● **Request**:
Each line of the listing must be transcribed exactly, except for the images, which should be excluded.

● **Supplied records**:

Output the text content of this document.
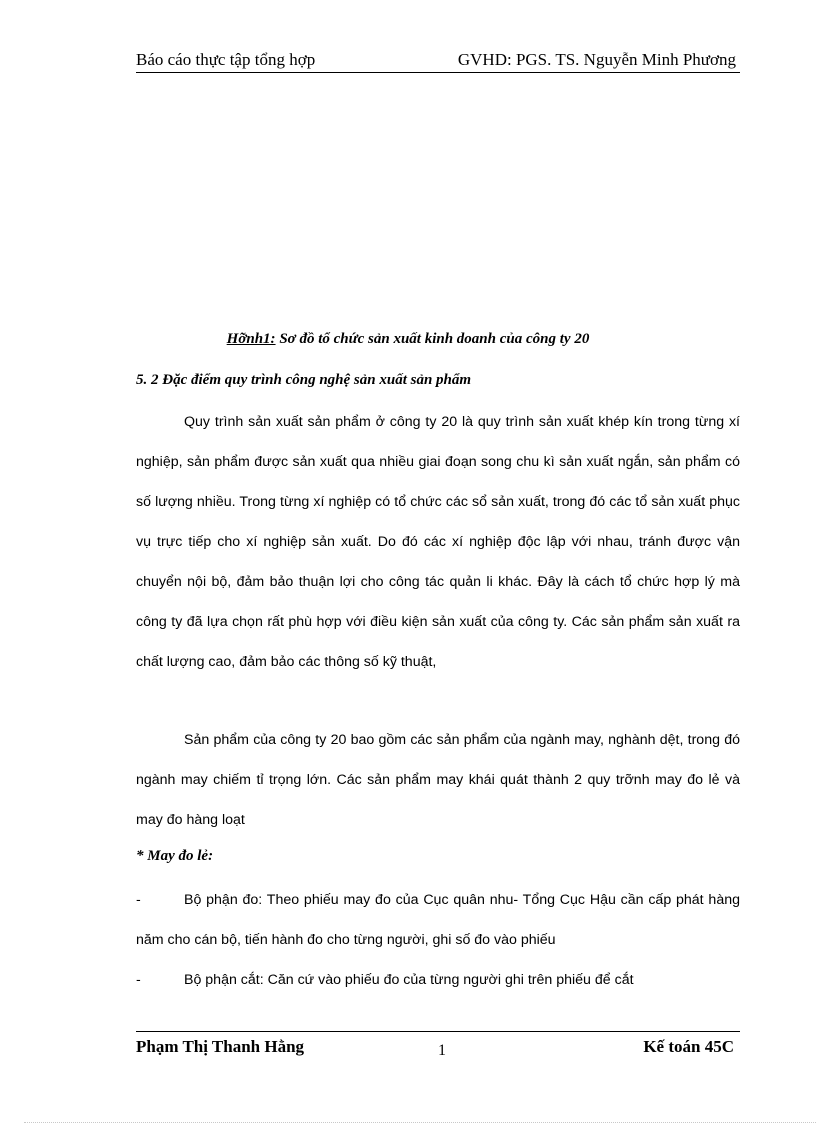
Báo cáo thực tập tổng hợp	GVHD: PGS. TS. Nguyễn Minh Phương
Hỡnh1: Sơ đồ tổ chức sản xuất kinh doanh của công ty 20
5. 2 Đặc điểm quy trình công nghệ sản xuất sản phẩm

Quy trình sản xuất sản phẩm ở công ty 20 là quy trình sản xuất khép kín trong từng xí nghiệp, sản phẩm được sản xuất qua nhiều giai đoạn song chu kì sản xuất ngắn, sản phẩm có số lượng nhiều. Trong từng xí nghiệp có tổ chức các sổ sản xuất, trong đó các tổ sản xuất phục vụ trực tiếp cho xí nghiệp sản xuất. Do đó các xí nghiệp độc lập với nhau, tránh được vận chuyển nội bộ, đảm bảo thuận lợi cho công tác quản li khác. Đây là cách tổ chức hợp lý mà công ty đã lựa chọn rất phù hợp với điều kiện sản xuất của công ty. Các sản phẩm sản xuất ra chất lượng cao, đảm bảo các thông số kỹ thuật,

Sản phẩm của công ty 20 bao gồm các sản phẩm của ngành may, nghành dệt, trong đó ngành may chiếm tỉ trọng lớn. Các sản phẩm may khái quát thành 2 quy trỡnh may đo lẻ và may đo hàng loạt

* May đo lẻ:
-	Bộ phận đo: Theo phiếu may đo của Cục quân nhu- Tổng Cục Hậu cần cấp phát hàng năm cho cán bộ, tiến hành đo cho từng người, ghi số đo vào phiếu
-	Bộ phận cắt: Căn cứ vào phiếu đo của từng người ghi trên phiếu để cắt
Phạm Thị Thanh Hằng	1	Kế toán 45C
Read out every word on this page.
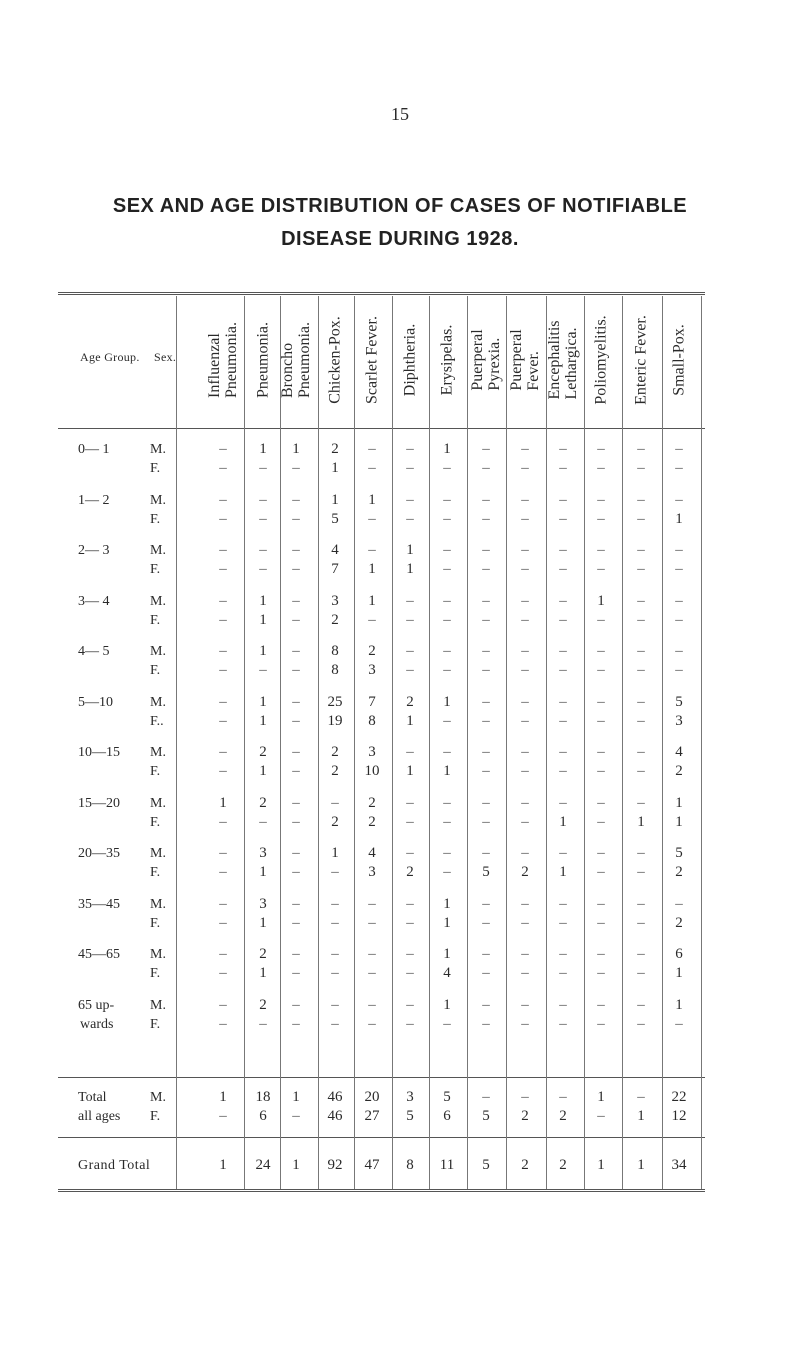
15
SEX AND AGE DISTRIBUTION OF CASES OF NOTIFIABLE
DISEASE DURING 1928.
Age Group. Sex. Influenzal
Pneumonia. Pneumonia. Broncho
Pneumonia. Chicken-Pox. Scarlet Fever. Diphtheria. Erysipelas. Puerperal
Pyrexia. Puerperal
Fever. Encephalitis
Lethargica. Poliomyelitis. Enteric Fever. Small-Pox.
0— 1	M.	–	1	1	2	–	–	1	–	–	–	–	–	–
F.	–	–	–	1	–	–	–	–	–	–	–	–	–
1— 2	M.	–	–	–	1	1	–	–	–	–	–	–	–	–
F.	–	–	–	5	–	–	–	–	–	–	–	–	1
2— 3	M.	–	–	–	4	–	1	–	–	–	–	–	–	–
F.	–	–	–	7	1	1	–	–	–	–	–	–	–
3— 4	M.	–	1	–	3	1	–	–	–	–	–	1	–	–
F.	–	1	–	2	–	–	–	–	–	–	–	–	–
4— 5	M.	–	1	–	8	2	–	–	–	–	–	–	–	–
F.	–	–	–	8	3	–	–	–	–	–	–	–	–
5—10	M.	–	1	–	25	7	2	1	–	–	–	–	–	5
F..	–	1	–	19	8	1	–	–	–	–	–	–	3
10—15 M.	–	2	–	2	3	–	–	–	–	–	–	–	4
F.	–	1	–	2	10	1	1	–	–	–	–	–	2
15—20 M.	1	2	–	–	2	–	–	–	–	–	–	–	1
F.	–	–	–	2	2	–	–	–	–	1	–	1	1
20—35 M.	–	3	–	1	4	–	–	–	–	–	–	–	5
F.	–	1	–	–	3	2	–	5	2	1	–	–	2
35—45 M.	–	3	–	–	–	–	1	–	–	–	–	–	–
F.	–	1	–	–	–	–	1	–	–	–	–	–	2
45—65 M.	–	2	–	–	–	–	1	–	–	–	–	–	6
F.	–	1	–	–	–	–	4	–	–	–	–	–	1
65 up-	M.	–	2	–	–	–	–	1	–	–	–	–	–	1
wards	F.	–	–	–	–	–	–	–	–	–	–	–	–	–
Total	M.	1	18	1	46	20	3	5	–	–	–	1	–	22
all ages F.	–	6	–	46	27	5	6	5	2	2	–	1	12
Grand Total	1	24	1	92	47	8	11	5	2	2	1	1	34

● **Solution to the problem**:
Output the text content of this document.
Báo cáo thực tập tổng hợp	GVHD: PGS. TS. Nguyễn Minh Phương
Hỡnh1: Sơ đồ tổ chức sản xuất kinh doanh của công ty 20
5. 2 Đặc điểm quy trình công nghệ sản xuất sản phẩm

Quy trình sản xuất sản phẩm ở công ty 20 là quy trình sản xuất khép kín trong từng xí nghiệp, sản phẩm được sản xuất qua nhiều giai đoạn song chu kì sản xuất ngắn, sản phẩm có số lượng nhiều. Trong từng xí nghiệp có tổ chức các sổ sản xuất, trong đó các tổ sản xuất phục vụ trực tiếp cho xí nghiệp sản xuất. Do đó các xí nghiệp độc lập với nhau, tránh được vận chuyển nội bộ, đảm bảo thuận lợi cho công tác quản li khác. Đây là cách tổ chức hợp lý mà công ty đã lựa chọn rất phù hợp với điều kiện sản xuất của công ty. Các sản phẩm sản xuất ra chất lượng cao, đảm bảo các thông số kỹ thuật,

Sản phẩm của công ty 20 bao gồm các sản phẩm của ngành may, nghành dệt, trong đó ngành may chiếm tỉ trọng lớn. Các sản phẩm may khái quát thành 2 quy trỡnh may đo lẻ và may đo hàng loạt

* May đo lẻ:
-	Bộ phận đo: Theo phiếu may đo của Cục quân nhu- Tổng Cục Hậu cần cấp phát hàng năm cho cán bộ, tiến hành đo cho từng người, ghi số đo vào phiếu
-	Bộ phận cắt: Căn cứ vào phiếu đo của từng người ghi trên phiếu để cắt
Phạm Thị Thanh Hằng	1	Kế toán 45C
Read out every word on this page.
15
SEX AND AGE DISTRIBUTION OF CASES OF NOTIFIABLE
DISEASE DURING 1928.
Age Group. Sex. Influenzal
Pneumonia. Pneumonia. Broncho
Pneumonia. Chicken-Pox. Scarlet Fever. Diphtheria. Erysipelas. Puerperal
Pyrexia. Puerperal
Fever. Encephalitis
Lethargica. Poliomyelitis. Enteric Fever. Small-Pox.
0— 1	M.	–	1	1	2	–	–	1	–	–	–	–	–	–
F.	–	–	–	1	–	–	–	–	–	–	–	–	–
1— 2	M.	–	–	–	1	1	–	–	–	–	–	–	–	–
F.	–	–	–	5	–	–	–	–	–	–	–	–	1
2— 3	M.	–	–	–	4	–	1	–	–	–	–	–	–	–
F.	–	–	–	7	1	1	–	–	–	–	–	–	–
3— 4	M.	–	1	–	3	1	–	–	–	–	–	1	–	–
F.	–	1	–	2	–	–	–	–	–	–	–	–	–
4— 5	M.	–	1	–	8	2	–	–	–	–	–	–	–	–
F.	–	–	–	8	3	–	–	–	–	–	–	–	–
5—10	M.	–	1	–	25	7	2	1	–	–	–	–	–	5
F..	–	1	–	19	8	1	–	–	–	–	–	–	3
10—15 M.	–	2	–	2	3	–	–	–	–	–	–	–	4
F.	–	1	–	2	10	1	1	–	–	–	–	–	2
15—20 M.	1	2	–	–	2	–	–	–	–	–	–	–	1
F.	–	–	–	2	2	–	–	–	–	1	–	1	1
20—35 M.	–	3	–	1	4	–	–	–	–	–	–	–	5
F.	–	1	–	–	3	2	–	5	2	1	–	–	2
35—45 M.	–	3	–	–	–	–	1	–	–	–	–	–	–
F.	–	1	–	–	–	–	1	–	–	–	–	–	2
45—65 M.	–	2	–	–	–	–	1	–	–	–	–	–	6
F.	–	1	–	–	–	–	4	–	–	–	–	–	1
65 up-	M.	–	2	–	–	–	–	1	–	–	–	–	–	1
wards	F.	–	–	–	–	–	–	–	–	–	–	–	–	–
Total	M.	1	18	1	46	20	3	5	–	–	–	1	–	22
all ages F.	–	6	–	46	27	5	6	5	2	2	–	1	12
Grand Total	1	24	1	92	47	8	11	5	2	2	1	1	34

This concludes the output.